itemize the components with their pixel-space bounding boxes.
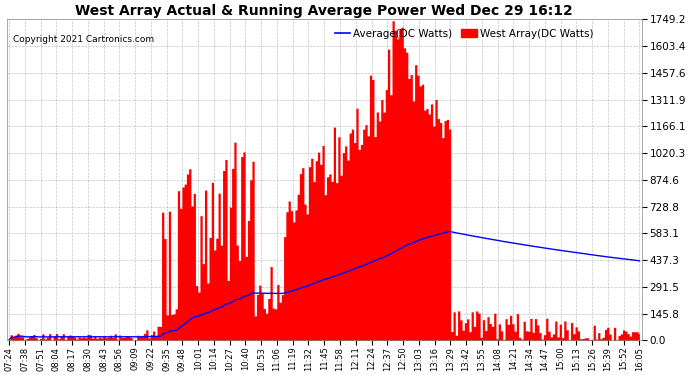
Title: West Array Actual & Running Average Power Wed Dec 29 16:12: West Array Actual & Running Average Powe… bbox=[75, 4, 573, 18]
Legend: Average(DC Watts), West Array(DC Watts): Average(DC Watts), West Array(DC Watts) bbox=[331, 24, 598, 43]
Text: Copyright 2021 Cartronics.com: Copyright 2021 Cartronics.com bbox=[13, 35, 155, 44]
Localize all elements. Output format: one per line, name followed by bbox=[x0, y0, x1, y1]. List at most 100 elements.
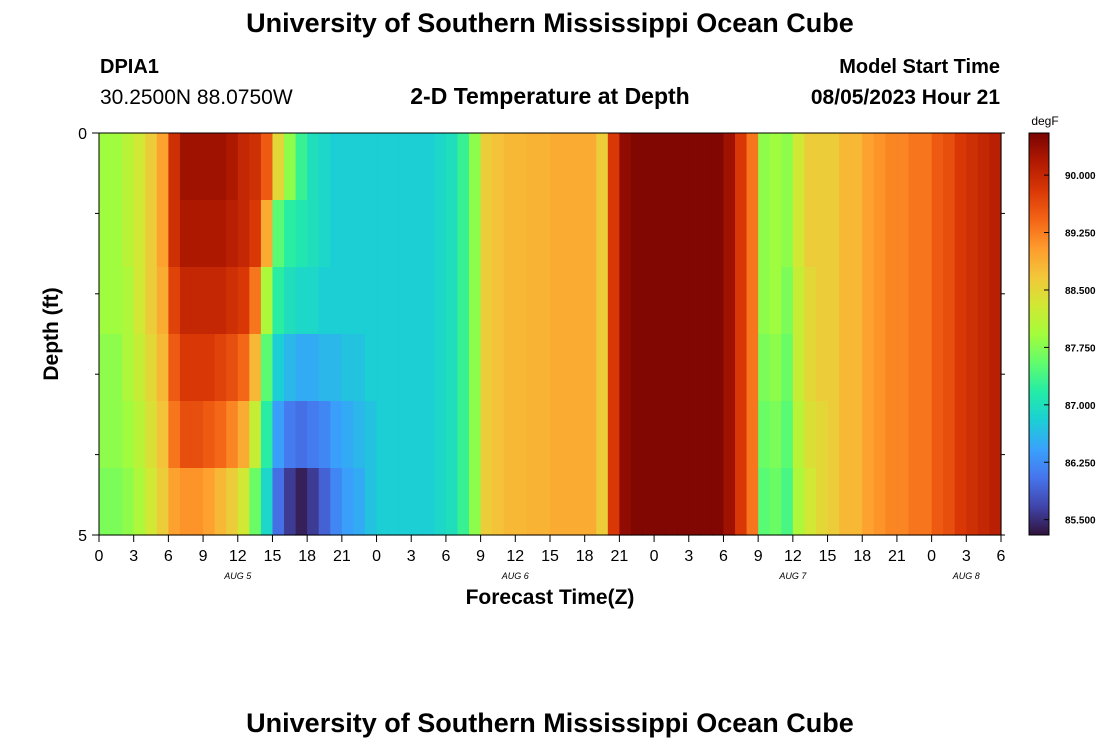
heatmap-cell bbox=[330, 267, 343, 335]
heatmap-cell bbox=[920, 401, 933, 469]
heatmap-cell bbox=[596, 334, 609, 402]
heatmap-cell bbox=[550, 200, 563, 268]
heatmap-cell bbox=[607, 200, 620, 268]
heatmap-cell bbox=[931, 133, 944, 201]
colorbar-tick-label: 90.000 bbox=[1065, 171, 1096, 182]
heatmap-cell bbox=[885, 334, 898, 402]
heatmap-cell bbox=[469, 267, 482, 335]
heatmap-cell bbox=[284, 468, 297, 536]
x-tick-label: 12 bbox=[229, 548, 247, 565]
heatmap-cell bbox=[411, 468, 424, 536]
x-tick-label: 9 bbox=[754, 548, 763, 565]
heatmap-cell bbox=[538, 200, 551, 268]
heatmap-cell bbox=[353, 133, 366, 201]
heatmap-cell bbox=[203, 334, 216, 402]
heatmap-cell bbox=[804, 133, 817, 201]
date-label: AUG 5 bbox=[223, 571, 252, 581]
heatmap-cell bbox=[214, 401, 227, 469]
heatmap-cell bbox=[179, 133, 193, 201]
heatmap-cell bbox=[677, 334, 690, 402]
heatmap-cell bbox=[966, 468, 979, 536]
page-title: University of Southern Mississippi Ocean… bbox=[246, 8, 854, 38]
heatmap-cell bbox=[492, 200, 505, 268]
heatmap-cell bbox=[364, 401, 378, 469]
heatmap-cell bbox=[815, 200, 829, 268]
heatmap-cell bbox=[168, 200, 181, 268]
heatmap-cell bbox=[827, 468, 840, 536]
heatmap-cell bbox=[480, 468, 493, 536]
heatmap-cell bbox=[723, 200, 736, 268]
heatmap-cell bbox=[873, 468, 886, 536]
heatmap-cell bbox=[538, 401, 551, 469]
x-tick-label: 21 bbox=[888, 548, 906, 565]
heatmap-cell bbox=[977, 133, 991, 201]
heatmap-cell bbox=[550, 133, 563, 201]
heatmap-cell bbox=[711, 401, 725, 469]
heatmap-cell bbox=[723, 133, 736, 201]
heatmap-cell bbox=[376, 267, 389, 335]
heatmap-cell bbox=[122, 267, 135, 335]
heatmap-cell bbox=[584, 200, 597, 268]
heatmap-cell bbox=[353, 267, 366, 335]
heatmap-cell bbox=[376, 334, 389, 402]
heatmap-cell bbox=[920, 200, 933, 268]
heatmap-cell bbox=[688, 401, 701, 469]
heatmap-cell bbox=[607, 267, 620, 335]
heatmap-cell bbox=[538, 133, 551, 201]
station-name: DPIA1 bbox=[100, 56, 159, 78]
heatmap-cell bbox=[122, 468, 135, 536]
heatmap-cell bbox=[781, 133, 794, 201]
x-tick-label: 12 bbox=[784, 548, 802, 565]
x-tick-label: 6 bbox=[164, 548, 173, 565]
heatmap-cell bbox=[561, 200, 574, 268]
heatmap-cell bbox=[642, 334, 655, 402]
heatmap-cell bbox=[341, 267, 355, 335]
heatmap-cell bbox=[827, 334, 840, 402]
heatmap-cell bbox=[677, 401, 690, 469]
heatmap-cell bbox=[758, 334, 771, 402]
x-tick-label: 3 bbox=[684, 548, 693, 565]
heatmap-cell bbox=[145, 468, 158, 536]
heatmap-cell bbox=[122, 133, 135, 201]
heatmap-cell bbox=[237, 133, 250, 201]
heatmap-cell bbox=[214, 334, 227, 402]
heatmap-cell bbox=[862, 334, 875, 402]
heatmap-cell bbox=[422, 334, 435, 402]
heatmap-cell bbox=[445, 200, 459, 268]
heatmap-cell bbox=[249, 468, 262, 536]
heatmap-cell bbox=[133, 267, 146, 335]
x-tick-label: 18 bbox=[853, 548, 871, 565]
heatmap-cell bbox=[538, 267, 551, 335]
heatmap-cell bbox=[249, 401, 262, 469]
heatmap-cell bbox=[711, 468, 725, 536]
heatmap-cell bbox=[515, 401, 528, 469]
heatmap-cell bbox=[665, 401, 678, 469]
heatmap-cell bbox=[711, 133, 725, 201]
heatmap-cell bbox=[145, 401, 158, 469]
heatmap-cell bbox=[388, 267, 401, 335]
heatmap-cell bbox=[630, 267, 644, 335]
heatmap-cell bbox=[191, 401, 204, 469]
heatmap-cell bbox=[931, 401, 944, 469]
heatmap-cell bbox=[839, 401, 852, 469]
chart-title: 2-D Temperature at Depth bbox=[410, 83, 690, 109]
heatmap-cell bbox=[619, 267, 632, 335]
heatmap-cell bbox=[954, 334, 967, 402]
heatmap-cell bbox=[908, 267, 921, 335]
heatmap-cell bbox=[573, 468, 586, 536]
heatmap-cell bbox=[295, 133, 308, 201]
heatmap-cell bbox=[376, 200, 389, 268]
heatmap-cell bbox=[746, 267, 759, 335]
heatmap-cell bbox=[318, 200, 331, 268]
heatmap-cell bbox=[249, 267, 262, 335]
heatmap-cell bbox=[584, 133, 597, 201]
x-tick-label: 3 bbox=[962, 548, 971, 565]
heatmap-cell bbox=[492, 267, 505, 335]
heatmap-cell bbox=[145, 200, 158, 268]
heatmap-cell bbox=[110, 468, 123, 536]
heatmap-cell bbox=[827, 267, 840, 335]
heatmap-cell bbox=[804, 468, 817, 536]
heatmap-cell bbox=[341, 334, 355, 402]
heatmap-cell bbox=[654, 267, 667, 335]
heatmap-cell bbox=[434, 468, 447, 536]
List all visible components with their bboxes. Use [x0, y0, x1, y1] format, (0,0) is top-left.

────────────────────────────────────────

Rewrite every line above as a JSON list of strings, with one string per line. Omit blank lines and leave the pictures out.

▶ **Task answer**:
[
  "itemize the components with their pixel-space bounding boxes.",
  "Title: West Array Actual & Running Average Power Wed Dec 29 16:12: West Array Actual & Running Average Powe… bbox=[75, 4, 573, 18]",
  "Legend: Average(DC Watts), West Array(DC Watts): Average(DC Watts), West Array(DC Watts) bbox=[331, 24, 598, 43]",
  "Text: Copyright 2021 Cartronics.com: Copyright 2021 Cartronics.com bbox=[13, 35, 155, 44]",
  "Localize all elements. Output format: one per line, name followed by bbox=[x0, y0, x1, y1]. List at most 100 elements.",
  "heatmap-cell bbox=[330, 267, 343, 335]",
  "heatmap-cell bbox=[920, 401, 933, 469]",
  "heatmap-cell bbox=[596, 334, 609, 402]",
  "heatmap-cell bbox=[550, 200, 563, 268]",
  "heatmap-cell bbox=[607, 200, 620, 268]",
  "heatmap-cell bbox=[931, 133, 944, 201]",
  "colorbar-tick-label: 90.000 bbox=[1065, 171, 1096, 182]",
  "heatmap-cell bbox=[885, 334, 898, 402]",
  "heatmap-cell bbox=[469, 267, 482, 335]",
  "heatmap-cell bbox=[284, 468, 297, 536]",
  "x-tick-label: 12 bbox=[229, 548, 247, 565]",
  "heatmap-cell bbox=[411, 468, 424, 536]",
  "x-tick-label: 9 bbox=[754, 548, 763, 565]",
  "heatmap-cell bbox=[538, 200, 551, 268]",
  "heatmap-cell bbox=[353, 133, 366, 201]",
  "heatmap-cell bbox=[203, 334, 216, 402]",
  "heatmap-cell bbox=[804, 133, 817, 201]",
  "date-label: AUG 5 bbox=[223, 571, 252, 581]",
  "heatmap-cell bbox=[214, 401, 227, 469]",
  "heatmap-cell bbox=[179, 133, 193, 201]",
  "heatmap-cell bbox=[677, 334, 690, 402]",
  "heatmap-cell bbox=[966, 468, 979, 536]",
  "page-title: University of Southern Mississippi Ocean… bbox=[246, 8, 854, 38]",
  "heatmap-cell bbox=[492, 200, 505, 268]",
  "heatmap-cell bbox=[364, 401, 378, 469]",
  "heatmap-cell bbox=[815, 200, 829, 268]",
  "heatmap-cell bbox=[168, 200, 181, 268]",
  "heatmap-cell bbox=[827, 468, 840, 536]",
  "heatmap-cell bbox=[480, 468, 493, 536]",
  "heatmap-cell bbox=[723, 200, 736, 268]",
  "heatmap-cell bbox=[873, 468, 886, 536]",
  "heatmap-cell bbox=[538, 401, 551, 469]",
  "x-tick-label: 21 bbox=[888, 548, 906, 565]",
  "heatmap-cell bbox=[977, 133, 991, 201]",
  "heatmap-cell bbox=[550, 133, 563, 201]",
  "heatmap-cell bbox=[711, 401, 725, 469]",
  "heatmap-cell bbox=[723, 133, 736, 201]",
  "heatmap-cell bbox=[376, 267, 389, 335]",
  "heatmap-cell bbox=[122, 267, 135, 335]",
  "heatmap-cell bbox=[584, 200, 597, 268]",
  "heatmap-cell bbox=[353, 267, 366, 335]",
  "heatmap-cell bbox=[376, 334, 389, 402]",
  "heatmap-cell bbox=[920, 200, 933, 268]",
  "heatmap-cell bbox=[688, 401, 701, 469]",
  "heatmap-cell bbox=[607, 267, 620, 335]",
  "heatmap-cell bbox=[538, 133, 551, 201]",
  "station-name: DPIA1 bbox=[100, 56, 159, 78]",
  "heatmap-cell bbox=[122, 468, 135, 536]",
  "heatmap-cell bbox=[781, 133, 794, 201]",
  "x-tick-label: 12 bbox=[784, 548, 802, 565]",
  "x-tick-label: 6 bbox=[164, 548, 173, 565]",
  "heatmap-cell bbox=[561, 200, 574, 268]",
  "heatmap-cell bbox=[642, 334, 655, 402]",
  "heatmap-cell bbox=[341, 267, 355, 335]",
  "heatmap-cell bbox=[827, 334, 840, 402]",
  "heatmap-cell bbox=[677, 401, 690, 469]",
  "heatmap-cell bbox=[758, 334, 771, 402]",
  "x-tick-label: 3 bbox=[684, 548, 693, 565]",
  "heatmap-cell bbox=[145, 468, 158, 536]",
  "heatmap-cell bbox=[122, 133, 135, 201]",
  "heatmap-cell bbox=[237, 133, 250, 201]",
  "heatmap-cell bbox=[214, 334, 227, 402]",
  "heatmap-cell bbox=[862, 334, 875, 402]",
  "heatmap-cell bbox=[422, 334, 435, 402]",
  "heatmap-cell bbox=[445, 200, 459, 268]",
  "heatmap-cell bbox=[249, 468, 262, 536]",
  "heatmap-cell bbox=[133, 267, 146, 335]",
  "x-tick-label: 18 bbox=[853, 548, 871, 565]",
  "heatmap-cell bbox=[538, 267, 551, 335]",
  "heatmap-cell bbox=[249, 401, 262, 469]",
  "heatmap-cell bbox=[711, 468, 725, 536]",
  "heatmap-cell bbox=[515, 401, 528, 469]",
  "heatmap-cell bbox=[665, 401, 678, 469]",
  "heatmap-cell bbox=[711, 133, 725, 201]",
  "heatmap-cell bbox=[145, 401, 158, 469]",
  "heatmap-cell bbox=[388, 267, 401, 335]",
  "heatmap-cell bbox=[630, 267, 644, 335]",
  "heatmap-cell bbox=[191, 401, 204, 469]",
  "heatmap-cell bbox=[931, 401, 944, 469]",
  "heatmap-cell bbox=[839, 401, 852, 469]",
  "chart-title: 2-D Temperature at Depth bbox=[410, 83, 690, 109]",
  "heatmap-cell bbox=[619, 267, 632, 335]",
  "heatmap-cell bbox=[954, 334, 967, 402]",
  "heatmap-cell bbox=[908, 267, 921, 335]",
  "heatmap-cell bbox=[573, 468, 586, 536]",
  "heatmap-cell bbox=[295, 133, 308, 201]",
  "heatmap-cell bbox=[376, 200, 389, 268]",
  "heatmap-cell bbox=[746, 267, 759, 335]",
  "heatmap-cell bbox=[318, 200, 331, 268]",
  "heatmap-cell bbox=[249, 267, 262, 335]",
  "heatmap-cell bbox=[584, 133, 597, 201]",
  "x-tick-label: 3 bbox=[962, 548, 971, 565]",
  "heatmap-cell bbox=[492, 267, 505, 335]",
  "heatmap-cell bbox=[145, 200, 158, 268]",
  "heatmap-cell bbox=[110, 468, 123, 536]",
  "heatmap-cell bbox=[827, 267, 840, 335]",
  "heatmap-cell bbox=[804, 468, 817, 536]",
  "heatmap-cell bbox=[341, 334, 355, 402]",
  "heatmap-cell bbox=[654, 267, 667, 335]",
  "heatmap-cell bbox=[434, 468, 447, 536]",
  "List all visible components with their bboxes. Use [x0, y0, x1, y1] format, (0,0) is top-left."
]